What to work on -> Copy each line exactly. Drop every picture.

--- Begin Available data ---

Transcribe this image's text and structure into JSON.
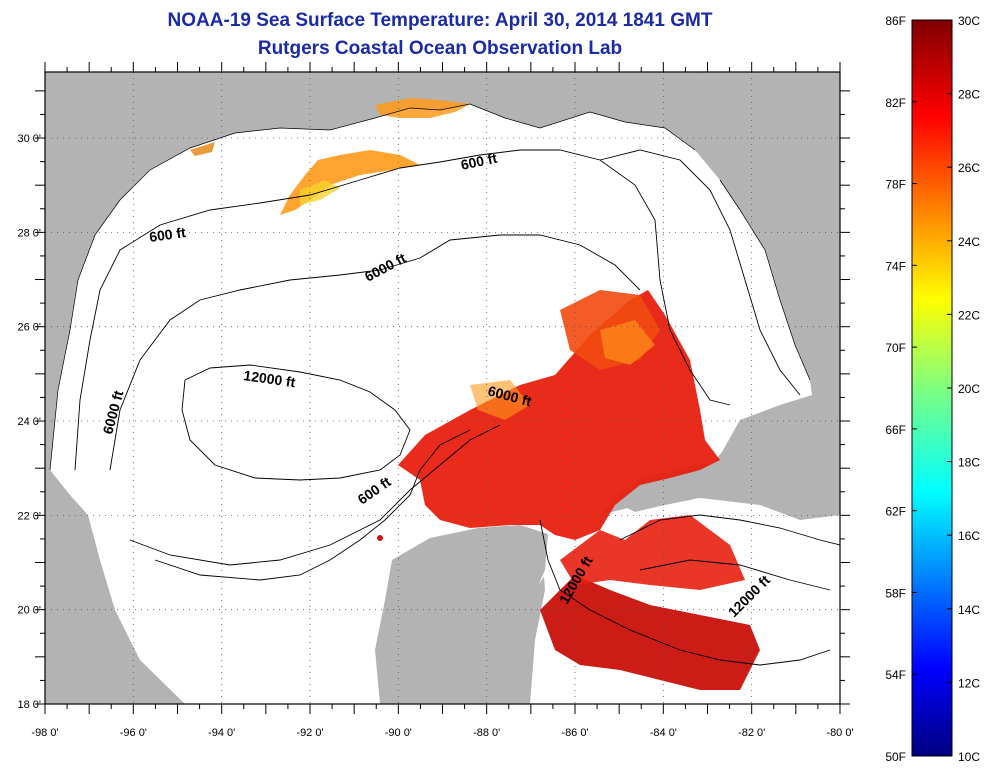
{
  "header": {
    "title": "NOAA-19 Sea Surface Temperature:  April 30, 2014 1841 GMT",
    "subtitle": "Rutgers Coastal Ocean Observation Lab"
  },
  "map": {
    "lon_labels": [
      "-98 0'",
      "-96 0'",
      "-94 0'",
      "-92 0'",
      "-90 0'",
      "-88 0'",
      "-86 0'",
      "-84 0'",
      "-82 0'",
      "-80 0'"
    ],
    "lat_labels": [
      "30 0'",
      "28 0'",
      "26 0'",
      "24 0'",
      "22 0'",
      "20 0'",
      "18 0'"
    ],
    "lon_range": [
      -98,
      -80
    ],
    "lat_range": [
      18,
      31.4
    ],
    "contour_labels": [
      "600 ft",
      "600 ft",
      "6000 ft",
      "6000 ft",
      "12000 ft",
      "6000 ft",
      "600 ft",
      "12000 ft",
      "12000 ft"
    ],
    "colors": {
      "land": "#b3b3b3",
      "ocean": "#ffffff",
      "contour": "#000000"
    }
  },
  "colorbar": {
    "f_labels": [
      "86F",
      "82F",
      "78F",
      "74F",
      "70F",
      "66F",
      "62F",
      "58F",
      "54F",
      "50F"
    ],
    "c_labels": [
      "30C",
      "28C",
      "26C",
      "24C",
      "22C",
      "20C",
      "18C",
      "16C",
      "14C",
      "12C",
      "10C"
    ],
    "range_c": [
      10,
      30
    ],
    "range_f": [
      50,
      86
    ]
  }
}
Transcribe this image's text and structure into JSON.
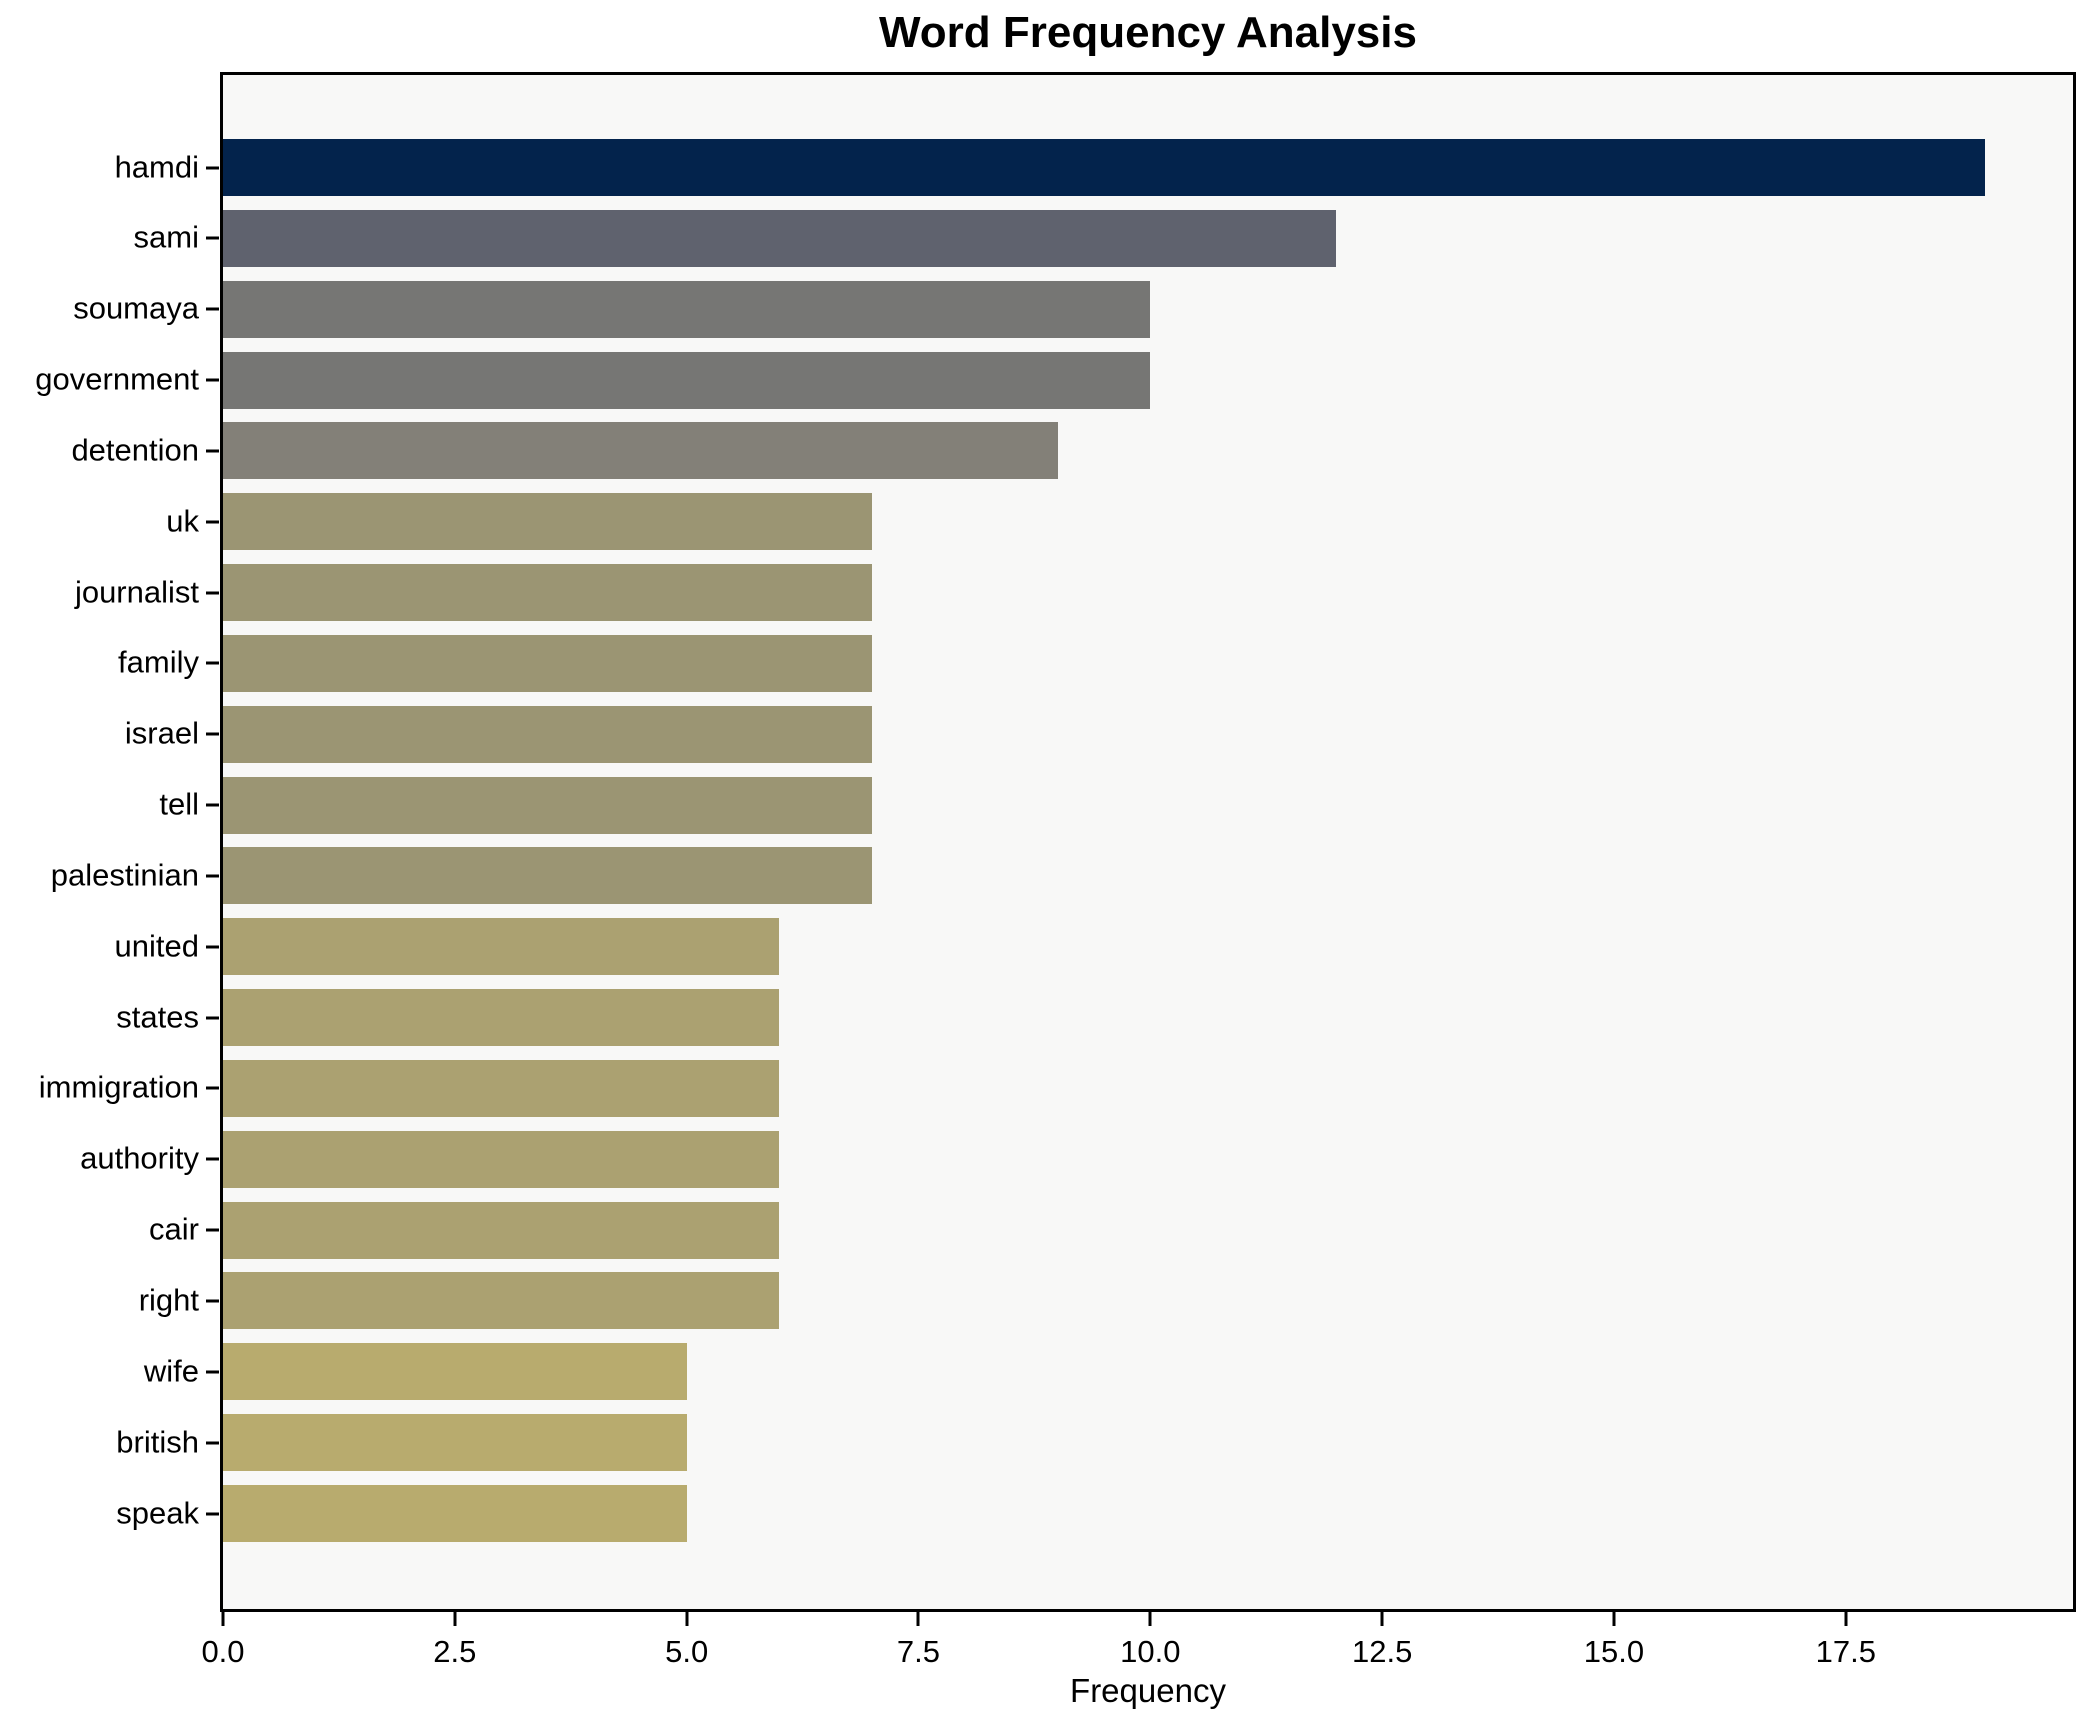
{
  "chart_data": {
    "type": "bar",
    "orientation": "horizontal",
    "title": "Word Frequency Analysis",
    "xlabel": "Frequency",
    "ylabel": "",
    "categories": [
      "hamdi",
      "sami",
      "soumaya",
      "government",
      "detention",
      "uk",
      "journalist",
      "family",
      "israel",
      "tell",
      "palestinian",
      "united",
      "states",
      "immigration",
      "authority",
      "cair",
      "right",
      "wife",
      "british",
      "speak"
    ],
    "values": [
      19,
      12,
      10,
      10,
      9,
      7,
      7,
      7,
      7,
      7,
      7,
      6,
      6,
      6,
      6,
      6,
      6,
      5,
      5,
      5
    ],
    "bar_colors": [
      "#03234c",
      "#5f626e",
      "#767674",
      "#767674",
      "#838078",
      "#9b9573",
      "#9b9573",
      "#9b9573",
      "#9b9573",
      "#9b9573",
      "#9b9573",
      "#aba171",
      "#aba171",
      "#aba171",
      "#aba171",
      "#aba171",
      "#aba171",
      "#b8ab6e",
      "#b8ab6e",
      "#b8ab6e"
    ],
    "xlim": [
      0,
      19.95
    ],
    "x_ticks": [
      {
        "value": 0,
        "label": "0.0"
      },
      {
        "value": 2.5,
        "label": "2.5"
      },
      {
        "value": 5,
        "label": "5.0"
      },
      {
        "value": 7.5,
        "label": "7.5"
      },
      {
        "value": 10,
        "label": "10.0"
      },
      {
        "value": 12.5,
        "label": "12.5"
      },
      {
        "value": 15,
        "label": "15.0"
      },
      {
        "value": 17.5,
        "label": "17.5"
      }
    ],
    "grid": false,
    "legend": null,
    "colors": {
      "plot_background": "#f8f8f7",
      "figure_background": "#ffffff",
      "spine": "#000000",
      "text": "#000000"
    }
  }
}
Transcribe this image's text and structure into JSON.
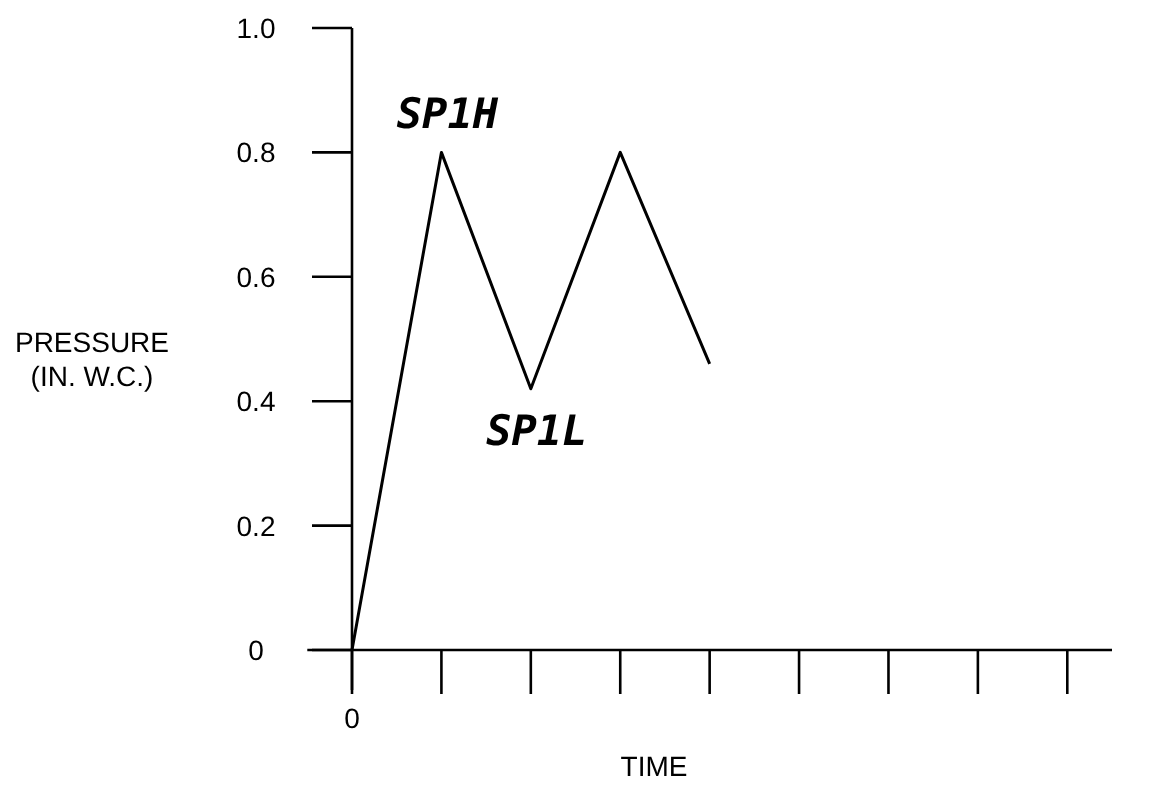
{
  "chart_data": {
    "type": "line",
    "xlabel": "TIME",
    "ylabel": "PRESSURE\n(IN. W.C.)",
    "categories": [
      "0",
      null,
      null,
      null,
      null,
      null,
      null,
      null,
      null
    ],
    "series": [
      {
        "color": "#000000",
        "values": [
          0,
          0.8,
          0.42,
          0.8,
          0.46,
          null,
          null,
          null,
          null
        ]
      }
    ],
    "ylim": [
      0,
      1.0
    ],
    "yticks": [
      0,
      0.2,
      0.4,
      0.6,
      0.8,
      {
        "value": 1.0,
        "label": "1.0"
      }
    ],
    "grid": false,
    "marker": "none",
    "line_style": "solid",
    "annotations": [
      "SP1H",
      "SP1L"
    ]
  }
}
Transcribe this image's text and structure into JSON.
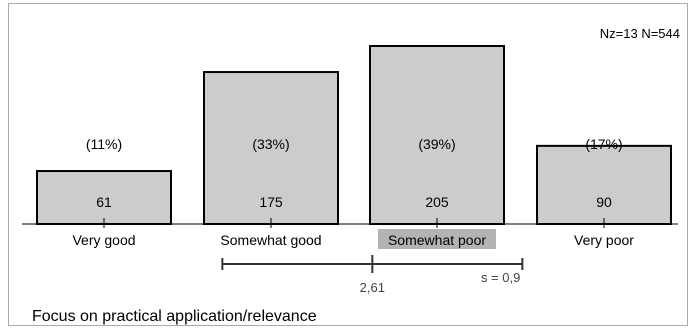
{
  "chart_data": {
    "type": "bar",
    "title": "Focus on practical application/relevance",
    "categories": [
      "Very good",
      "Somewhat good",
      "Somewhat poor",
      "Very poor"
    ],
    "values": [
      61,
      175,
      205,
      90
    ],
    "percent_labels": [
      "(11%)",
      "(33%)",
      "(39%)",
      "(17%)"
    ],
    "highlighted_category_index": 2,
    "stats_label": "Nz=13  N=544",
    "mean": 2.61,
    "mean_label": "2,61",
    "sd": 0.9,
    "sd_label": "s = 0,9",
    "scale": [
      1,
      4
    ],
    "colors": {
      "bar_fill": "#cccccc",
      "bar_stroke": "#000000",
      "highlight_fill": "#b3b3b3",
      "mean_line": "#333333"
    }
  }
}
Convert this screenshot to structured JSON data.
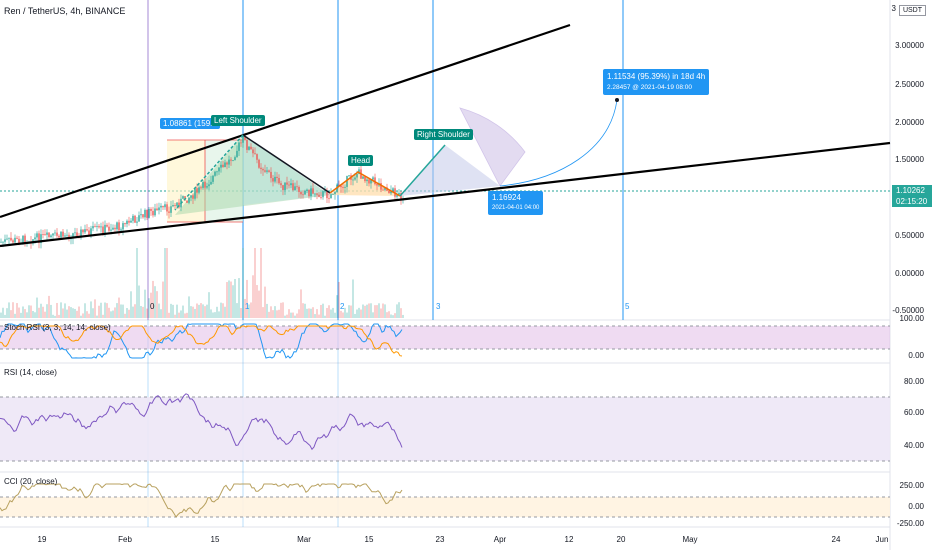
{
  "header": {
    "symbol_title": "Ren / TetherUS, 4h, BINANCE"
  },
  "price_axis": {
    "currency_button": "USDT",
    "labels": [
      "3",
      "3.00000",
      "2.50000",
      "2.00000",
      "1.50000",
      "1.00000",
      "0.50000",
      "0.00000",
      "-0.50000"
    ],
    "current_price": "1.10262",
    "countdown": "02:15:20"
  },
  "time_axis": {
    "labels": [
      "19",
      "Feb",
      "15",
      "Mar",
      "15",
      "23",
      "Apr",
      "12",
      "20",
      "May",
      "24",
      "Jun"
    ]
  },
  "annotations": {
    "left_shoulder": "Left Shoulder",
    "left_shoulder_price": "1.08861 (159.6",
    "head": "Head",
    "right_shoulder": "Right Shoulder",
    "target_line1": "1.11534 (95.39%) in 18d 4h",
    "target_line2": "2.28457 @ 2021-04-19  08:00",
    "support_price": "1.16924",
    "support_date": "2021-04-01  04:00"
  },
  "cycle_counts": [
    "0",
    "1",
    "2",
    "3",
    "5"
  ],
  "indicators": {
    "stoch": {
      "title": "Stoch RSI (3, 3, 14, 14, close)",
      "levels": [
        "100.00",
        "0.00"
      ]
    },
    "rsi": {
      "title": "RSI (14, close)",
      "levels": [
        "80.00",
        "60.00",
        "40.00"
      ]
    },
    "cci": {
      "title": "CCI (20, close)",
      "levels": [
        "250.00",
        "0.00",
        "-250.00"
      ]
    }
  },
  "colors": {
    "up": "#26a69a",
    "down": "#ef5350",
    "accent": "#2196f3",
    "purple": "#b39ddb",
    "trend": "#000000"
  }
}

--- End Available data ---

The reply ->
Transcribe this image's text and structure into JSON.
{
  "header": {
    "title": "NOAA-19 Sea Surface Temperature:  April 30, 2014 1841 GMT",
    "subtitle": "Rutgers Coastal Ocean Observation Lab"
  },
  "map": {
    "lon_labels": [
      "-98 0'",
      "-96 0'",
      "-94 0'",
      "-92 0'",
      "-90 0'",
      "-88 0'",
      "-86 0'",
      "-84 0'",
      "-82 0'",
      "-80 0'"
    ],
    "lat_labels": [
      "30 0'",
      "28 0'",
      "26 0'",
      "24 0'",
      "22 0'",
      "20 0'",
      "18 0'"
    ],
    "lon_range": [
      -98,
      -80
    ],
    "lat_range": [
      18,
      31.4
    ],
    "contour_labels": [
      "600 ft",
      "600 ft",
      "6000 ft",
      "6000 ft",
      "12000 ft",
      "6000 ft",
      "600 ft",
      "12000 ft",
      "12000 ft"
    ],
    "colors": {
      "land": "#b3b3b3",
      "ocean": "#ffffff",
      "contour": "#000000"
    }
  },
  "colorbar": {
    "f_labels": [
      "86F",
      "82F",
      "78F",
      "74F",
      "70F",
      "66F",
      "62F",
      "58F",
      "54F",
      "50F"
    ],
    "c_labels": [
      "30C",
      "28C",
      "26C",
      "24C",
      "22C",
      "20C",
      "18C",
      "16C",
      "14C",
      "12C",
      "10C"
    ],
    "range_c": [
      10,
      30
    ],
    "range_f": [
      50,
      86
    ]
  }
}
Transcribe this image's text and structure into JSON.
{
  "chart_data": {
    "type": "bar",
    "orientation": "horizontal",
    "title": "Word Frequency Analysis",
    "xlabel": "Frequency",
    "ylabel": "",
    "categories": [
      "hamdi",
      "sami",
      "soumaya",
      "government",
      "detention",
      "uk",
      "journalist",
      "family",
      "israel",
      "tell",
      "palestinian",
      "united",
      "states",
      "immigration",
      "authority",
      "cair",
      "right",
      "wife",
      "british",
      "speak"
    ],
    "values": [
      19,
      12,
      10,
      10,
      9,
      7,
      7,
      7,
      7,
      7,
      7,
      6,
      6,
      6,
      6,
      6,
      6,
      5,
      5,
      5
    ],
    "bar_colors": [
      "#03234c",
      "#5f626e",
      "#767674",
      "#767674",
      "#838078",
      "#9b9573",
      "#9b9573",
      "#9b9573",
      "#9b9573",
      "#9b9573",
      "#9b9573",
      "#aba171",
      "#aba171",
      "#aba171",
      "#aba171",
      "#aba171",
      "#aba171",
      "#b8ab6e",
      "#b8ab6e",
      "#b8ab6e"
    ],
    "xlim": [
      0,
      19.95
    ],
    "x_ticks": [
      {
        "value": 0,
        "label": "0.0"
      },
      {
        "value": 2.5,
        "label": "2.5"
      },
      {
        "value": 5,
        "label": "5.0"
      },
      {
        "value": 7.5,
        "label": "7.5"
      },
      {
        "value": 10,
        "label": "10.0"
      },
      {
        "value": 12.5,
        "label": "12.5"
      },
      {
        "value": 15,
        "label": "15.0"
      },
      {
        "value": 17.5,
        "label": "17.5"
      }
    ],
    "grid": false,
    "legend": null,
    "colors": {
      "plot_background": "#f8f8f7",
      "figure_background": "#ffffff",
      "spine": "#000000",
      "text": "#000000"
    }
  }
}
Transcribe this image's text and structure into JSON.
{
  "chart_data": {
    "type": "line",
    "xlabel": "TIME",
    "ylabel": "PRESSURE\n(IN. W.C.)",
    "categories": [
      "0",
      null,
      null,
      null,
      null,
      null,
      null,
      null,
      null
    ],
    "series": [
      {
        "color": "#000000",
        "values": [
          0,
          0.8,
          0.42,
          0.8,
          0.46,
          null,
          null,
          null,
          null
        ]
      }
    ],
    "ylim": [
      0,
      1.0
    ],
    "yticks": [
      0,
      0.2,
      0.4,
      0.6,
      0.8,
      {
        "value": 1.0,
        "label": "1.0"
      }
    ],
    "grid": false,
    "marker": "none",
    "line_style": "solid",
    "annotations": [
      "SP1H",
      "SP1L"
    ]
  }
}
Transcribe this image's text and structure into JSON.
{
  "chart_data": {
    "type": "bar",
    "title": "Focus on practical application/relevance",
    "categories": [
      "Very good",
      "Somewhat good",
      "Somewhat poor",
      "Very poor"
    ],
    "values": [
      61,
      175,
      205,
      90
    ],
    "percent_labels": [
      "(11%)",
      "(33%)",
      "(39%)",
      "(17%)"
    ],
    "highlighted_category_index": 2,
    "stats_label": "Nz=13  N=544",
    "mean": 2.61,
    "mean_label": "2,61",
    "sd": 0.9,
    "sd_label": "s = 0,9",
    "scale": [
      1,
      4
    ],
    "colors": {
      "bar_fill": "#cccccc",
      "bar_stroke": "#000000",
      "highlight_fill": "#b3b3b3",
      "mean_line": "#333333"
    }
  }
}
Convert this screenshot to structured JSON data.
{
  "header": {
    "symbol_title": "Ren / TetherUS, 4h, BINANCE"
  },
  "price_axis": {
    "currency_button": "USDT",
    "labels": [
      "3",
      "3.00000",
      "2.50000",
      "2.00000",
      "1.50000",
      "1.00000",
      "0.50000",
      "0.00000",
      "-0.50000"
    ],
    "current_price": "1.10262",
    "countdown": "02:15:20"
  },
  "time_axis": {
    "labels": [
      "19",
      "Feb",
      "15",
      "Mar",
      "15",
      "23",
      "Apr",
      "12",
      "20",
      "May",
      "24",
      "Jun"
    ]
  },
  "annotations": {
    "left_shoulder": "Left Shoulder",
    "left_shoulder_price": "1.08861 (159.6",
    "head": "Head",
    "right_shoulder": "Right Shoulder",
    "target_line1": "1.11534 (95.39%) in 18d 4h",
    "target_line2": "2.28457 @ 2021-04-19  08:00",
    "support_price": "1.16924",
    "support_date": "2021-04-01  04:00"
  },
  "cycle_counts": [
    "0",
    "1",
    "2",
    "3",
    "5"
  ],
  "indicators": {
    "stoch": {
      "title": "Stoch RSI (3, 3, 14, 14, close)",
      "levels": [
        "100.00",
        "0.00"
      ]
    },
    "rsi": {
      "title": "RSI (14, close)",
      "levels": [
        "80.00",
        "60.00",
        "40.00"
      ]
    },
    "cci": {
      "title": "CCI (20, close)",
      "levels": [
        "250.00",
        "0.00",
        "-250.00"
      ]
    }
  },
  "colors": {
    "up": "#26a69a",
    "down": "#ef5350",
    "accent": "#2196f3",
    "purple": "#b39ddb",
    "trend": "#000000"
  }
}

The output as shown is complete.